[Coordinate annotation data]
━━━━━━━━━━━━━━━━━━━━

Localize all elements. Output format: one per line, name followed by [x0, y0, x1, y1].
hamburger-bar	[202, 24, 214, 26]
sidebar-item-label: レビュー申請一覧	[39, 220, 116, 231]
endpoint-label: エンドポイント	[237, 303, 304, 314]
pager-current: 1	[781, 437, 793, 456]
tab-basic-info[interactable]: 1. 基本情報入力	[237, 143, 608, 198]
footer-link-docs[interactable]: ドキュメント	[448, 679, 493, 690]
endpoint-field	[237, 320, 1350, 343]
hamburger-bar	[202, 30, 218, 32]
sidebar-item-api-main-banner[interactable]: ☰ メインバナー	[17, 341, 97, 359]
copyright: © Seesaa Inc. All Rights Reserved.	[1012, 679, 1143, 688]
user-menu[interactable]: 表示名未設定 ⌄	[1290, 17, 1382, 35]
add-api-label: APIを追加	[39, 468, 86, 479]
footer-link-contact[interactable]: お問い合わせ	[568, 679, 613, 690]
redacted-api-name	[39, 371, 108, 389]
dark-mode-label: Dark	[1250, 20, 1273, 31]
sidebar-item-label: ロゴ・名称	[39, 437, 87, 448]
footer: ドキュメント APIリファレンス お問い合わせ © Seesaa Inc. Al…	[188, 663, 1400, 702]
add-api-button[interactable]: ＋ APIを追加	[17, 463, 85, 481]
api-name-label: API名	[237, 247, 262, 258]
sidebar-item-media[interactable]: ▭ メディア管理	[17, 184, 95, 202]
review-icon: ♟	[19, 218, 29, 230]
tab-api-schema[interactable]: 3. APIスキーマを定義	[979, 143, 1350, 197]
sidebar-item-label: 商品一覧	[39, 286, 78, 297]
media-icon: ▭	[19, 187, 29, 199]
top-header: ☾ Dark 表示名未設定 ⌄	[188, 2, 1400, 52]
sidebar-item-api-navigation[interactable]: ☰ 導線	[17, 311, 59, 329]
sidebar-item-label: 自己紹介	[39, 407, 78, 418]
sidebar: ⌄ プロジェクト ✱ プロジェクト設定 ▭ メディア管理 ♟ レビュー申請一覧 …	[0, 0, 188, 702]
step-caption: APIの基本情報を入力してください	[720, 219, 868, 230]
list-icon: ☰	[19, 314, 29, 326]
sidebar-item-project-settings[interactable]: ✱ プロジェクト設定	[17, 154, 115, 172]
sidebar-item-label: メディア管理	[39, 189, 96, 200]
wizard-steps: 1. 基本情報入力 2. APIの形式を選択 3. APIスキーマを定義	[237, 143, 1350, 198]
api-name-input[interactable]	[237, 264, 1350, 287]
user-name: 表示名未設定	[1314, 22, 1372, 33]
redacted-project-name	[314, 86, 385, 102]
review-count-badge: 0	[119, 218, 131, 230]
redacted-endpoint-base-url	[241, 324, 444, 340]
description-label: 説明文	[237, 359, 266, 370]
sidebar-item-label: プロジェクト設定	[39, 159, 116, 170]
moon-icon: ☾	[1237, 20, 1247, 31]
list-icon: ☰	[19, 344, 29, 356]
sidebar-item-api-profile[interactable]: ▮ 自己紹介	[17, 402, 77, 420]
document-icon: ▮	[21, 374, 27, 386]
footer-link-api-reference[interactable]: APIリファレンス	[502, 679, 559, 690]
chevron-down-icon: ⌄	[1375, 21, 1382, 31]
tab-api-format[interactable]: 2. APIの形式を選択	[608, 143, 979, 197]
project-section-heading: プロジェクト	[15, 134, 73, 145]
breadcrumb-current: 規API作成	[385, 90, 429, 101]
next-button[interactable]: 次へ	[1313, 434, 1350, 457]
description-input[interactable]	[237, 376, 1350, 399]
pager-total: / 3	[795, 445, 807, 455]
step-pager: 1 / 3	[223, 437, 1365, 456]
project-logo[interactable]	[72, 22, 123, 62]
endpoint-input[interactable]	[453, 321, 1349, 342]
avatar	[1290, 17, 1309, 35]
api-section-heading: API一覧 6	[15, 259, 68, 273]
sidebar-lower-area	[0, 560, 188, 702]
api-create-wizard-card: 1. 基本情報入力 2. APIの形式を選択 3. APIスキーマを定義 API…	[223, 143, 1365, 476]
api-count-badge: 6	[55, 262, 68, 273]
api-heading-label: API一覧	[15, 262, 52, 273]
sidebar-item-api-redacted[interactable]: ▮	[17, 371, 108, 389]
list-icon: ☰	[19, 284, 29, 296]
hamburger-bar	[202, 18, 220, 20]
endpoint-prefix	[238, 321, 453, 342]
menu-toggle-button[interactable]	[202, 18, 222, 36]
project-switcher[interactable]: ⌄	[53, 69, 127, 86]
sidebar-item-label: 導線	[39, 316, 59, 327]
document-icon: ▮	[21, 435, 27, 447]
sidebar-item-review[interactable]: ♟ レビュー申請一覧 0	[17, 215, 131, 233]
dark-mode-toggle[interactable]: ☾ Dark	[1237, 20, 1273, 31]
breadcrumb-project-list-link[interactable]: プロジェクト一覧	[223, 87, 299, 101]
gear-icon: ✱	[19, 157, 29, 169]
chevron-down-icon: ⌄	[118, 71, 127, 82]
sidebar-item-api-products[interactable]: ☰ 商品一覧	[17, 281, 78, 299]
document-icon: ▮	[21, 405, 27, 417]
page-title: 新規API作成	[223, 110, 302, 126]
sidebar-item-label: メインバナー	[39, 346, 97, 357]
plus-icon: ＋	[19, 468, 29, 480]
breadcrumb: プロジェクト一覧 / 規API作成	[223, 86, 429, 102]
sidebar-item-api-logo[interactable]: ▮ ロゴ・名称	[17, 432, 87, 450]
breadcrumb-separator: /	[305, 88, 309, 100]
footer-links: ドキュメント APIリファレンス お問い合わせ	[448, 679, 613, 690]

━━━━━━━━━━━━━━━━━━━━

• _Directive_: Reproduce everything from the start of the data down through the line containing "402, 77, 420]", substituting "menu-bar" for "hamburger-bar" and leaving everything else unchanged.

• _Written response_:
Localize all elements. Output format: one per line, name followed by [x0, y0, x1, y1].
menu-bar	[202, 24, 214, 26]
sidebar-item-label: レビュー申請一覧	[39, 220, 116, 231]
endpoint-label: エンドポイント	[237, 303, 304, 314]
pager-current: 1	[781, 437, 793, 456]
tab-basic-info[interactable]: 1. 基本情報入力	[237, 143, 608, 198]
footer-link-docs[interactable]: ドキュメント	[448, 679, 493, 690]
endpoint-field	[237, 320, 1350, 343]
menu-bar	[202, 30, 218, 32]
sidebar-item-api-main-banner[interactable]: ☰ メインバナー	[17, 341, 97, 359]
copyright: © Seesaa Inc. All Rights Reserved.	[1012, 679, 1143, 688]
user-menu[interactable]: 表示名未設定 ⌄	[1290, 17, 1382, 35]
add-api-label: APIを追加	[39, 468, 86, 479]
footer-link-contact[interactable]: お問い合わせ	[568, 679, 613, 690]
redacted-api-name	[39, 371, 108, 389]
dark-mode-label: Dark	[1250, 20, 1273, 31]
sidebar-item-label: ロゴ・名称	[39, 437, 87, 448]
footer: ドキュメント APIリファレンス お問い合わせ © Seesaa Inc. Al…	[188, 663, 1400, 702]
add-api-button[interactable]: ＋ APIを追加	[17, 463, 85, 481]
api-name-label: API名	[237, 247, 262, 258]
sidebar-item-media[interactable]: ▭ メディア管理	[17, 184, 95, 202]
review-icon: ♟	[19, 218, 29, 230]
tab-api-schema[interactable]: 3. APIスキーマを定義	[979, 143, 1350, 197]
sidebar-item-label: 商品一覧	[39, 286, 78, 297]
media-icon: ▭	[19, 187, 29, 199]
top-header: ☾ Dark 表示名未設定 ⌄	[188, 2, 1400, 52]
sidebar-item-api-navigation[interactable]: ☰ 導線	[17, 311, 59, 329]
sidebar-item-label: 自己紹介	[39, 407, 78, 418]
sidebar: ⌄ プロジェクト ✱ プロジェクト設定 ▭ メディア管理 ♟ レビュー申請一覧 …	[0, 0, 188, 702]
step-caption: APIの基本情報を入力してください	[720, 219, 868, 230]
list-icon: ☰	[19, 314, 29, 326]
sidebar-item-project-settings[interactable]: ✱ プロジェクト設定	[17, 154, 115, 172]
sidebar-item-label: メディア管理	[39, 189, 96, 200]
wizard-steps: 1. 基本情報入力 2. APIの形式を選択 3. APIスキーマを定義	[237, 143, 1350, 198]
api-name-input[interactable]	[237, 264, 1350, 287]
user-name: 表示名未設定	[1314, 22, 1372, 33]
redacted-project-name	[314, 86, 385, 102]
review-count-badge: 0	[119, 218, 131, 230]
redacted-endpoint-base-url	[241, 324, 444, 340]
description-label: 説明文	[237, 359, 266, 370]
sidebar-item-label: プロジェクト設定	[39, 159, 116, 170]
moon-icon: ☾	[1237, 20, 1247, 31]
list-icon: ☰	[19, 344, 29, 356]
sidebar-item-api-profile[interactable]: ▮ 自己紹介	[17, 402, 77, 420]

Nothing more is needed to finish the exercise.